LA CORTE SUPREMA DI CASSAZIONE

SEZIONE LAVORO

Composta dagli Ill.mi Sigg.ri Magistrati:

Dott. BRONZINI Giuseppe – Presidente –

Dott. DORONZO Adriana – Consigliere –

Dott. DE GREGORIO Federico – rel. Consigliere –

Dott. ESPOSITO Lucia – Consigliere –

Dott. LEO Giuseppina – Consigliere –

ha pronunciato la seguente:

SENTENZA

sul ricorso 12161/2010 proposto da:

SEICO IMPIANTI S.R.L., C.F. (OMISSIS), in persona del legale

rappresentante pro tempore, elettivamente domiciliata in ROMA, VIA

PORTUENSE 104, presso lo studio dell’avvocato ANTONIA DE ANGELIS,

rappresentata e difesa dagli avvocati MARCO BRUSCIOTTI, GAIA

BRUSCIOTTI, giusta delega in atti;

– ricorrente –

contro

I.N.P.S. – ISTITUTO NAZIONALE DELLA PREVIDENZA SOCIALE, C.F.

(OMISSIS), in persona del suo Presidente e legale rappresentante pro

tempore, in proprio e quale mandatario della S.C.C.I. S.P.A.

Società di Cartolarizzazione dei Crediti I.N.P.S. C.F. (OMISSIS),

elettivamente domiciliati in ROMA, VIA CESARE BECCARIA 29, presso

l’Avvocatura Centrale dell’Istituto, rappresentati e difesi dagli

avvocati LELIO MARITATO, LUIGI CALIULO, ANTONINO SGROI, giusta

delega in atti;

– controricorrente –

e contro

EQUITALIA MARCHE S.P.A.;

– intimata –

avverso la sentenza n. 542/2009 della CORTE D’APPELLO di ANCONA,

depositata il 01/12/2009 R.G.N. 990/06;

udita la relazione della causa svolta nella pubblica udienza del

08/03/2016 dal Consigliere Dott. FEDERICO DE GREGORIO;

udito l’Avvocato BONACCIO GIOVANNI per delega Avvocato MARCO e GAIA

BRUSCIOTTI;

udito l’Avvocato LELIO MARITATO;

udito il P.M. in persona del Sostituto Procuratore Generale Dott.

CELESTE Alberto, che ha concluso per l’inammissibilità in subordine

il rigetto del ricorso.

Righe fornite:

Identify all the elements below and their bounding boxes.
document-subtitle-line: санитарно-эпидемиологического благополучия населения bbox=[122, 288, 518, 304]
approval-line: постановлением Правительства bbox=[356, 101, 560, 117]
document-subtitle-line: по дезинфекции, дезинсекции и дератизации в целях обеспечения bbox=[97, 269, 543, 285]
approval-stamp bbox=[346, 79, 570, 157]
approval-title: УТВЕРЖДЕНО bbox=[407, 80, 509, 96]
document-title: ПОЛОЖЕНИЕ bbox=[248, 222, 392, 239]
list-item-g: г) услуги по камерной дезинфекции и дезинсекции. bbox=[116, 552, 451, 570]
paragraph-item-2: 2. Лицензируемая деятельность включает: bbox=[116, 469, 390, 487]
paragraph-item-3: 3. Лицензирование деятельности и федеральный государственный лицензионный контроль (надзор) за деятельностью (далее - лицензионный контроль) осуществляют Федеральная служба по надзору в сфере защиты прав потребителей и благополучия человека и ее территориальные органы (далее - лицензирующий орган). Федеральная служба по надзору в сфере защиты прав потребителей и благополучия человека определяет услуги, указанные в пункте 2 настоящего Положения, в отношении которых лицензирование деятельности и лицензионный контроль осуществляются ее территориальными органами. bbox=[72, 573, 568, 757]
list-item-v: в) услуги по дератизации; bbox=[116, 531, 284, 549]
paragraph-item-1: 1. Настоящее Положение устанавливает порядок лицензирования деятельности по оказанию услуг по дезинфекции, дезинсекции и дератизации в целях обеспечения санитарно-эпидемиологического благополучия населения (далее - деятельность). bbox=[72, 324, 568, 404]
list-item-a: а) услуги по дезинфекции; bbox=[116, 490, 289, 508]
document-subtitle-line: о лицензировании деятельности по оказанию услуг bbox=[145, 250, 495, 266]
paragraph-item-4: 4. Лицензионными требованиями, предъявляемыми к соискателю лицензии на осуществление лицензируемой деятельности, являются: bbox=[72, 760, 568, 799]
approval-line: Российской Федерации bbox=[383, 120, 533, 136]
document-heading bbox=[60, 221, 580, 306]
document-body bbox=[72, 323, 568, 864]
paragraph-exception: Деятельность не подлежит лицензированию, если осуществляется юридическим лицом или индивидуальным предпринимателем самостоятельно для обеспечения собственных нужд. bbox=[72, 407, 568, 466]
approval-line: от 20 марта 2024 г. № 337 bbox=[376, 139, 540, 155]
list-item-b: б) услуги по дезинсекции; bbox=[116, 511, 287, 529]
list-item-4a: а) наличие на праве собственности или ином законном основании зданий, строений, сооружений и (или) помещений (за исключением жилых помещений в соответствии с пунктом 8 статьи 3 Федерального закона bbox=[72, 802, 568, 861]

Compito breve 1:
Rispondi a queste domande sull'estratto:
(a) Chi è il Presidente del collegio?
(b) Contro quale sentenza è stato proposto il ricorso?
(c) In che data si è tenuta la pubblica udienza?
Compito breve 2: Copia dall'estratto il brano che comincia con "BRUSCIOTTI, giusta delega" e va avanti fino a "della S.C.C.I. S.P.A.".
Compito breve 3: Elenca tutti i magistrati che compongono il collegio nell'estratto.

Risposta completa 1:
(a) Dott. BRONZINI Giuseppe
(b) La sentenza n. 542/2009 della Corte d'Appello di Ancona, depositata il 01/12/2009
(c) 08/03/2016

Risposta completa 2:
BRUSCIOTTI, giusta delega in atti;

– ricorrente –

contro

I.N.P.S. – ISTITUTO NAZIONALE DELLA PREVIDENZA SOCIALE, C.F.

(OMISSIS), in persona del suo Presidente e legale rappresentante pro

tempore, in proprio e quale mandatario della S.C.C.I. S.P.A.

Risposta completa 3:
Dott. BRONZINI Giuseppe
Dott. DORONZO Adriana
Dott. DE GREGORIO Federico
Dott. ESPOSITO Lucia
Dott. LEO Giuseppina